> Work required
Below are some entries; can you quote all of them exactly?

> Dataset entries
/---
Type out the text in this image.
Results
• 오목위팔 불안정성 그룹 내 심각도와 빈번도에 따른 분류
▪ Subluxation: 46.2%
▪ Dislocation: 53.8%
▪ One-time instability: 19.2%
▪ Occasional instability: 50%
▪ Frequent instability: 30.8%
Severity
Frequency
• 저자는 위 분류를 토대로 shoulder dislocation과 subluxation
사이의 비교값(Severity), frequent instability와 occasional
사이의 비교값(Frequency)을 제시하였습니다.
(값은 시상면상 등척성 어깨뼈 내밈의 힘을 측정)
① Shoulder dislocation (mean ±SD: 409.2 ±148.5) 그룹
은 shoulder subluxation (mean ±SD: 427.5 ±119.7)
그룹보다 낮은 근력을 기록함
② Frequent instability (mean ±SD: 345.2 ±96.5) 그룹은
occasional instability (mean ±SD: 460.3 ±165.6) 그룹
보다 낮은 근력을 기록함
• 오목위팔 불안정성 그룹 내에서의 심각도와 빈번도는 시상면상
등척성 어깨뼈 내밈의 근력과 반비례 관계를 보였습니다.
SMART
\---
> Completed exercise
Type out the text in this image.
Results
• 오목위팔 불안정성 그룹 내 심각도와 빈번도에 따른 분류
▪ Subluxation: 46.2%
▪ Dislocation: 53.8%
▪ One-time instability: 19.2%
▪ Occasional instability: 50%
▪ Frequent instability: 30.8%
Severity
Frequency
• 저자는 위 분류를 토대로 shoulder dislocation과 subluxation
사이의 비교값(Severity), frequent instability와 occasional
사이의 비교값(Frequency)을 제시하였습니다.
(값은 시상면상 등척성 어깨뼈 내밈의 힘을 측정)
① Shoulder dislocation (mean ±SD: 409.2 ±148.5) 그룹
은 shoulder subluxation (mean ±SD: 427.5 ±119.7)
그룹보다 낮은 근력을 기록함
② Frequent instability (mean ±SD: 345.2 ±96.5) 그룹은
occasional instability (mean ±SD: 460.3 ±165.6) 그룹
보다 낮은 근력을 기록함
• 오목위팔 불안정성 그룹 내에서의 심각도와 빈번도는 시상면상
등척성 어깨뼈 내밈의 근력과 반비례 관계를 보였습니다.
SMART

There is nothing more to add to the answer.